Source records:
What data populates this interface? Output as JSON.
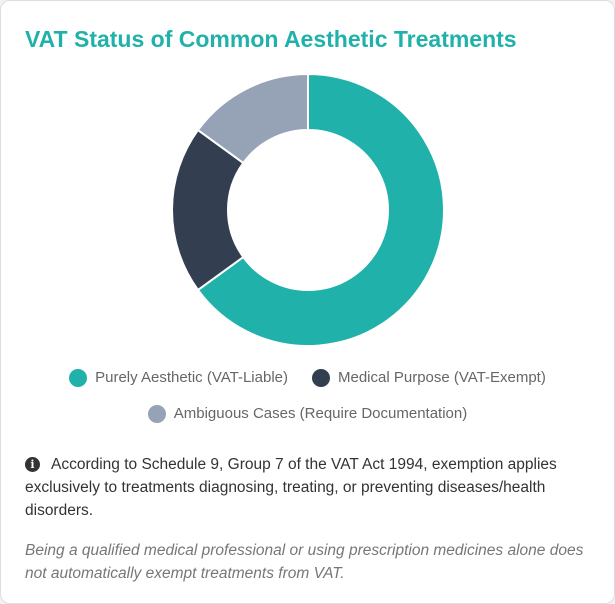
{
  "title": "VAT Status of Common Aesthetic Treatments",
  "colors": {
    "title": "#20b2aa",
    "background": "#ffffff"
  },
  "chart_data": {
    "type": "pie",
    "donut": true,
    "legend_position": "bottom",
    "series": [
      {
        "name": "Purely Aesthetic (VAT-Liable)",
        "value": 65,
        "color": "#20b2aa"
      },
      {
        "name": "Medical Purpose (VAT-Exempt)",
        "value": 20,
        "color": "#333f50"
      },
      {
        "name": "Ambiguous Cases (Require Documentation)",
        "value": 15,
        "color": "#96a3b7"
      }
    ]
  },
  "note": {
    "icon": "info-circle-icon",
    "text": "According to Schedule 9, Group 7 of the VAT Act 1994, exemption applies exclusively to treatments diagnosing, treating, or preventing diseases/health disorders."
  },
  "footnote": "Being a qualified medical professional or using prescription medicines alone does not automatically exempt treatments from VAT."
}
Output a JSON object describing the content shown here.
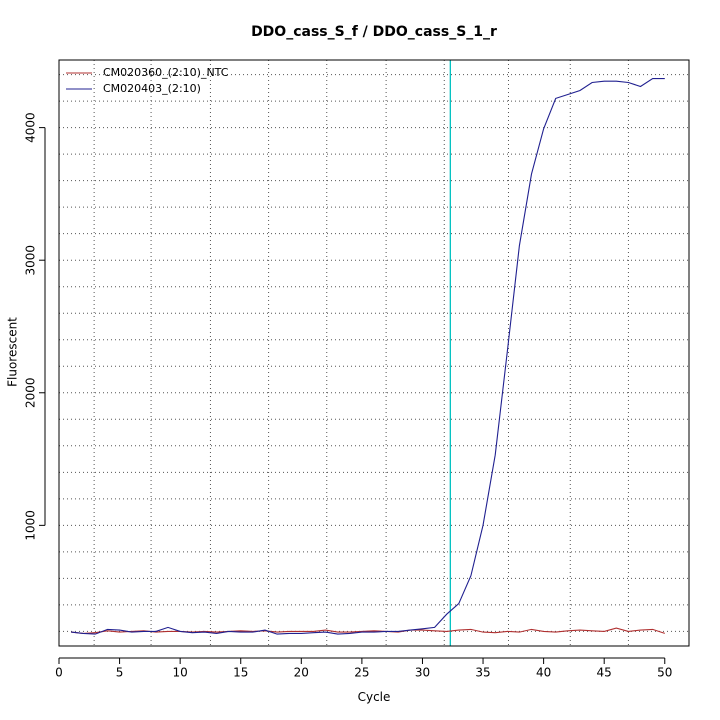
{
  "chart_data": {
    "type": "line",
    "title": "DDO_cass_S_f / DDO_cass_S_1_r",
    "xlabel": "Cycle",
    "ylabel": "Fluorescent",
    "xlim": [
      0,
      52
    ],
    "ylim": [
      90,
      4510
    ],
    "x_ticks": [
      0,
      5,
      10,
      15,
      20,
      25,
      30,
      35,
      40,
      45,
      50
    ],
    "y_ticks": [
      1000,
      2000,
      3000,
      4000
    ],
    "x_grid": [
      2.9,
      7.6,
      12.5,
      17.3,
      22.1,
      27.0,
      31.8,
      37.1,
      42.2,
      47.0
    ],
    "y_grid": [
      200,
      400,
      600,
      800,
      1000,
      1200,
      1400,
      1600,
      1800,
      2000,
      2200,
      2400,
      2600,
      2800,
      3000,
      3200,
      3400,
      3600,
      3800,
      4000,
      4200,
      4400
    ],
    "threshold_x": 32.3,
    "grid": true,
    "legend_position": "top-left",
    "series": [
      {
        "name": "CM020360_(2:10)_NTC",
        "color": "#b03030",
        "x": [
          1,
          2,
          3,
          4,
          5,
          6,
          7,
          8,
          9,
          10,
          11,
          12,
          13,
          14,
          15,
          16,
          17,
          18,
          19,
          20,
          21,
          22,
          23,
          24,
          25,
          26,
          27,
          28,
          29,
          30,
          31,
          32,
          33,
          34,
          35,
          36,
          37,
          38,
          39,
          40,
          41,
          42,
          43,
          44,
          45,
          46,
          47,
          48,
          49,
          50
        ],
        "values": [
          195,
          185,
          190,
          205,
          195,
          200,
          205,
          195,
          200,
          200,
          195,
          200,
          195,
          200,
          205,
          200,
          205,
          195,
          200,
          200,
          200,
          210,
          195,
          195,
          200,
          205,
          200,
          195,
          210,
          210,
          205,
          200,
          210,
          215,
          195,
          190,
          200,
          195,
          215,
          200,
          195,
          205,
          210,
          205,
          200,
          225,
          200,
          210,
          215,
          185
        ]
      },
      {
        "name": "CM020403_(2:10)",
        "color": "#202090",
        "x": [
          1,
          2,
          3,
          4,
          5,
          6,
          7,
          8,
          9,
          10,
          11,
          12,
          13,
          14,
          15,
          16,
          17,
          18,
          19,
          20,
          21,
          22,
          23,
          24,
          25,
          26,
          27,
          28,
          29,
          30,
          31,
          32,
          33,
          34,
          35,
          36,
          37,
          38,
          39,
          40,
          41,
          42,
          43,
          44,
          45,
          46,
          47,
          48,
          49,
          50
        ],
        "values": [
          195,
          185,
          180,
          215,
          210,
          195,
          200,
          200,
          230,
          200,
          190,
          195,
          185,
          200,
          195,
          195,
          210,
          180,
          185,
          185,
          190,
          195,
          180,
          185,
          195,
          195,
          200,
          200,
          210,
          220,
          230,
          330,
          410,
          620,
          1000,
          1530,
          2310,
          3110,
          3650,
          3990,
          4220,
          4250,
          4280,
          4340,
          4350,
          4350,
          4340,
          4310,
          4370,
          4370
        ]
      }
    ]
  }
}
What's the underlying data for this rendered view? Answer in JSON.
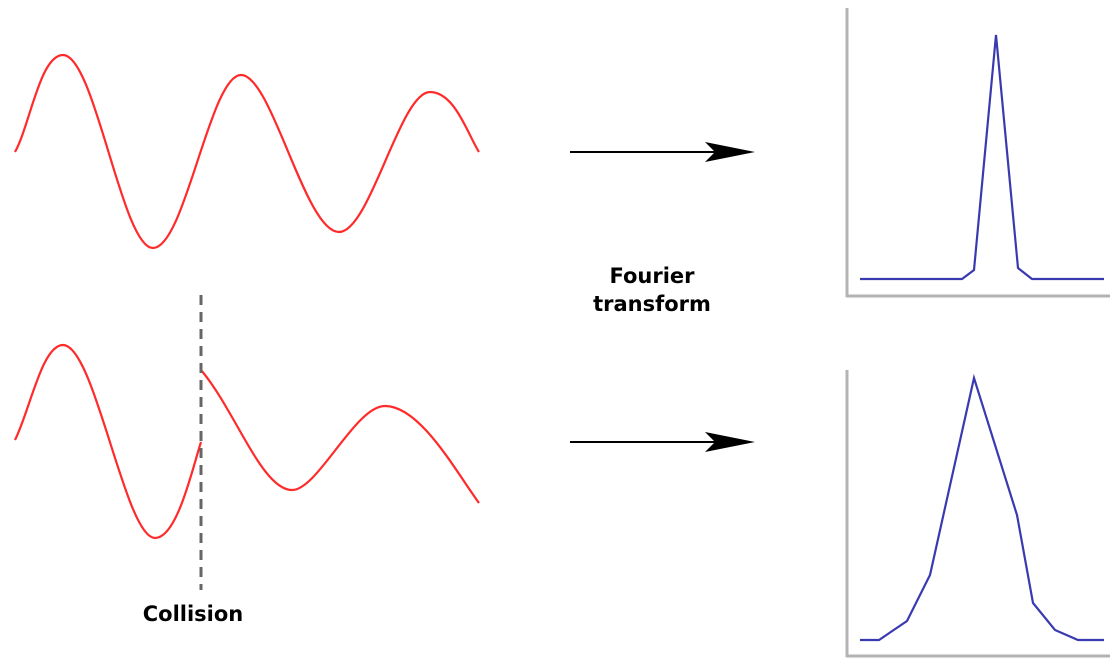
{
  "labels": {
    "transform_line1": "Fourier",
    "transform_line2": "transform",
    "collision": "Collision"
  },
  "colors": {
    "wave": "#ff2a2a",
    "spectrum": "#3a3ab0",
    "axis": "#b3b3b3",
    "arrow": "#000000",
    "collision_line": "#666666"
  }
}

### BRIEF
Send back the data above word for word, with the pictures left out.

### SOLUTION FOR THIS TASK
What data populates this interface? Output as JSON.
{
  "title": "VAT Status of Common Aesthetic Treatments",
  "colors": {
    "title": "#20b2aa",
    "background": "#ffffff"
  },
  "chart_data": {
    "type": "pie",
    "donut": true,
    "legend_position": "bottom",
    "series": [
      {
        "name": "Purely Aesthetic (VAT-Liable)",
        "value": 65,
        "color": "#20b2aa"
      },
      {
        "name": "Medical Purpose (VAT-Exempt)",
        "value": 20,
        "color": "#333f50"
      },
      {
        "name": "Ambiguous Cases (Require Documentation)",
        "value": 15,
        "color": "#96a3b7"
      }
    ]
  },
  "note": {
    "icon": "info-circle-icon",
    "text": "According to Schedule 9, Group 7 of the VAT Act 1994, exemption applies exclusively to treatments diagnosing, treating, or preventing diseases/health disorders."
  },
  "footnote": "Being a qualified medical professional or using prescription medicines alone does not automatically exempt treatments from VAT."
}
Output a JSON object describing the content shown here.
{
  "chart_data": {
    "type": "line",
    "title": "DDO_cass_S_f / DDO_cass_S_1_r",
    "xlabel": "Cycle",
    "ylabel": "Fluorescent",
    "xlim": [
      0,
      52
    ],
    "ylim": [
      90,
      4510
    ],
    "x_ticks": [
      0,
      5,
      10,
      15,
      20,
      25,
      30,
      35,
      40,
      45,
      50
    ],
    "y_ticks": [
      1000,
      2000,
      3000,
      4000
    ],
    "x_grid": [
      2.9,
      7.6,
      12.5,
      17.3,
      22.1,
      27.0,
      31.8,
      37.1,
      42.2,
      47.0
    ],
    "y_grid": [
      200,
      400,
      600,
      800,
      1000,
      1200,
      1400,
      1600,
      1800,
      2000,
      2200,
      2400,
      2600,
      2800,
      3000,
      3200,
      3400,
      3600,
      3800,
      4000,
      4200,
      4400
    ],
    "threshold_x": 32.3,
    "grid": true,
    "legend_position": "top-left",
    "series": [
      {
        "name": "CM020360_(2:10)_NTC",
        "color": "#b03030",
        "x": [
          1,
          2,
          3,
          4,
          5,
          6,
          7,
          8,
          9,
          10,
          11,
          12,
          13,
          14,
          15,
          16,
          17,
          18,
          19,
          20,
          21,
          22,
          23,
          24,
          25,
          26,
          27,
          28,
          29,
          30,
          31,
          32,
          33,
          34,
          35,
          36,
          37,
          38,
          39,
          40,
          41,
          42,
          43,
          44,
          45,
          46,
          47,
          48,
          49,
          50
        ],
        "values": [
          195,
          185,
          190,
          205,
          195,
          200,
          205,
          195,
          200,
          200,
          195,
          200,
          195,
          200,
          205,
          200,
          205,
          195,
          200,
          200,
          200,
          210,
          195,
          195,
          200,
          205,
          200,
          195,
          210,
          210,
          205,
          200,
          210,
          215,
          195,
          190,
          200,
          195,
          215,
          200,
          195,
          205,
          210,
          205,
          200,
          225,
          200,
          210,
          215,
          185
        ]
      },
      {
        "name": "CM020403_(2:10)",
        "color": "#202090",
        "x": [
          1,
          2,
          3,
          4,
          5,
          6,
          7,
          8,
          9,
          10,
          11,
          12,
          13,
          14,
          15,
          16,
          17,
          18,
          19,
          20,
          21,
          22,
          23,
          24,
          25,
          26,
          27,
          28,
          29,
          30,
          31,
          32,
          33,
          34,
          35,
          36,
          37,
          38,
          39,
          40,
          41,
          42,
          43,
          44,
          45,
          46,
          47,
          48,
          49,
          50
        ],
        "values": [
          195,
          185,
          180,
          215,
          210,
          195,
          200,
          200,
          230,
          200,
          190,
          195,
          185,
          200,
          195,
          195,
          210,
          180,
          185,
          185,
          190,
          195,
          180,
          185,
          195,
          195,
          200,
          200,
          210,
          220,
          230,
          330,
          410,
          620,
          1000,
          1530,
          2310,
          3110,
          3650,
          3990,
          4220,
          4250,
          4280,
          4340,
          4350,
          4350,
          4340,
          4310,
          4370,
          4370
        ]
      }
    ]
  }
}
What's the underlying data for this rendered view? Answer in JSON.
{
  "labels": {
    "transform_line1": "Fourier",
    "transform_line2": "transform",
    "collision": "Collision"
  },
  "colors": {
    "wave": "#ff2a2a",
    "spectrum": "#3a3ab0",
    "axis": "#b3b3b3",
    "arrow": "#000000",
    "collision_line": "#666666"
  }
}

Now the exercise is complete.